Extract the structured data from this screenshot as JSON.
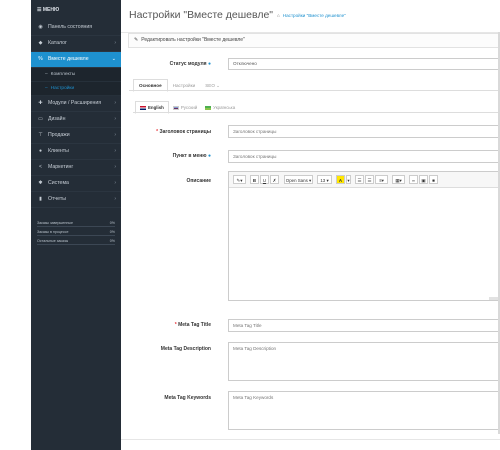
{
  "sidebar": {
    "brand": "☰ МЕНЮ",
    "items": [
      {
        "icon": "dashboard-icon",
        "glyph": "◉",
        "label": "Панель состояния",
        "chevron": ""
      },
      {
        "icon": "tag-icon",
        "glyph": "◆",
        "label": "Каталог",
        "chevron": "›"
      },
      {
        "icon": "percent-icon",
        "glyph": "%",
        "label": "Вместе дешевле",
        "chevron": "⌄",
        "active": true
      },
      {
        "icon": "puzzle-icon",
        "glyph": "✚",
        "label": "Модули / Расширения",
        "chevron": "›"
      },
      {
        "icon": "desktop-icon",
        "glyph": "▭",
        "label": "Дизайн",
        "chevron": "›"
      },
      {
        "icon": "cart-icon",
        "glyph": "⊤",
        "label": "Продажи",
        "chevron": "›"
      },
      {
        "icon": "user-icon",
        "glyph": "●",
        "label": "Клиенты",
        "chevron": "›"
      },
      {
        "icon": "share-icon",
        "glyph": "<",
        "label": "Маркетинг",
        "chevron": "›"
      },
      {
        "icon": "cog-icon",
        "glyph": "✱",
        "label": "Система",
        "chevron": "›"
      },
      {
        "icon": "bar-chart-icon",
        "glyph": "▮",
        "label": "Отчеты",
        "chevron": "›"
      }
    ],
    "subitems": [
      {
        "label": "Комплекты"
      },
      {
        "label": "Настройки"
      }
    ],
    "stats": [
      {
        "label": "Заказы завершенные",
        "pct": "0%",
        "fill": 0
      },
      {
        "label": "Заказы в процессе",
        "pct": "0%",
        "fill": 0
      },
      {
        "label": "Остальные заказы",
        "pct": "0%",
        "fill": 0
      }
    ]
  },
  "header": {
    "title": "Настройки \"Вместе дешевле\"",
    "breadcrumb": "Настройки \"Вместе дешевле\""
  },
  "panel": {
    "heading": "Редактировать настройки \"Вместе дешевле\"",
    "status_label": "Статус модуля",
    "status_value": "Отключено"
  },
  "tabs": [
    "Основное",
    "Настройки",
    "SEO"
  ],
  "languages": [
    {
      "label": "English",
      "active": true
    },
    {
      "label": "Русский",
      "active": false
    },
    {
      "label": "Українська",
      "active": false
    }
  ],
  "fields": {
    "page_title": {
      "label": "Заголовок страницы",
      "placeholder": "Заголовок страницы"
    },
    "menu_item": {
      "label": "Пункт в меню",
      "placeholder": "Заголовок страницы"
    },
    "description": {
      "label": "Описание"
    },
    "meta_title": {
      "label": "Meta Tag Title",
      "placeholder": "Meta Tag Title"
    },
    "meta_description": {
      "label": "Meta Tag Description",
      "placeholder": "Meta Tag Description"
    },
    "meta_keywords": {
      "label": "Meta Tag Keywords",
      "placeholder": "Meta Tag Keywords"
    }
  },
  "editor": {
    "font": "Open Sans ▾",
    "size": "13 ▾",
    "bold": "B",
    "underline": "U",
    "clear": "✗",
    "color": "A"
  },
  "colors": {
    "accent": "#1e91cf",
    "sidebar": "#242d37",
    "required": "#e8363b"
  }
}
####################
Directive » Give back the whole listing as it stands, minus its pictures.

Answer to this task »
Extract the structured data from this screenshot as JSON.
{
  "sidebar": {
    "brand": "☰ МЕНЮ",
    "items": [
      {
        "icon": "dashboard-icon",
        "glyph": "◉",
        "label": "Панель состояния",
        "chevron": ""
      },
      {
        "icon": "tag-icon",
        "glyph": "◆",
        "label": "Каталог",
        "chevron": "›"
      },
      {
        "icon": "percent-icon",
        "glyph": "%",
        "label": "Вместе дешевле",
        "chevron": "⌄",
        "active": true
      },
      {
        "icon": "puzzle-icon",
        "glyph": "✚",
        "label": "Модули / Расширения",
        "chevron": "›"
      },
      {
        "icon": "desktop-icon",
        "glyph": "▭",
        "label": "Дизайн",
        "chevron": "›"
      },
      {
        "icon": "cart-icon",
        "glyph": "⊤",
        "label": "Продажи",
        "chevron": "›"
      },
      {
        "icon": "user-icon",
        "glyph": "●",
        "label": "Клиенты",
        "chevron": "›"
      },
      {
        "icon": "share-icon",
        "glyph": "<",
        "label": "Маркетинг",
        "chevron": "›"
      },
      {
        "icon": "cog-icon",
        "glyph": "✱",
        "label": "Система",
        "chevron": "›"
      },
      {
        "icon": "bar-chart-icon",
        "glyph": "▮",
        "label": "Отчеты",
        "chevron": "›"
      }
    ],
    "subitems": [
      {
        "label": "Комплекты"
      },
      {
        "label": "Настройки"
      }
    ],
    "stats": [
      {
        "label": "Заказы завершенные",
        "pct": "0%",
        "fill": 0
      },
      {
        "label": "Заказы в процессе",
        "pct": "0%",
        "fill": 0
      },
      {
        "label": "Остальные заказы",
        "pct": "0%",
        "fill": 0
      }
    ]
  },
  "header": {
    "title": "Настройки \"Вместе дешевле\"",
    "breadcrumb": "Настройки \"Вместе дешевле\""
  },
  "panel": {
    "heading": "Редактировать настройки \"Вместе дешевле\"",
    "status_label": "Статус модуля",
    "status_value": "Отключено"
  },
  "tabs": [
    "Основное",
    "Настройки",
    "SEO"
  ],
  "languages": [
    {
      "label": "English",
      "active": true
    },
    {
      "label": "Русский",
      "active": false
    },
    {
      "label": "Українська",
      "active": false
    }
  ],
  "fields": {
    "page_title": {
      "label": "Заголовок страницы",
      "placeholder": "Заголовок страницы"
    },
    "menu_item": {
      "label": "Пункт в меню",
      "placeholder": "Заголовок страницы"
    },
    "description": {
      "label": "Описание"
    },
    "meta_title": {
      "label": "Meta Tag Title",
      "placeholder": "Meta Tag Title"
    },
    "meta_description": {
      "label": "Meta Tag Description",
      "placeholder": "Meta Tag Description"
    },
    "meta_keywords": {
      "label": "Meta Tag Keywords",
      "placeholder": "Meta Tag Keywords"
    }
  },
  "editor": {
    "font": "Open Sans ▾",
    "size": "13 ▾",
    "bold": "B",
    "underline": "U",
    "clear": "✗",
    "color": "A"
  },
  "colors": {
    "accent": "#1e91cf",
    "sidebar": "#242d37",
    "required": "#e8363b"
  }
}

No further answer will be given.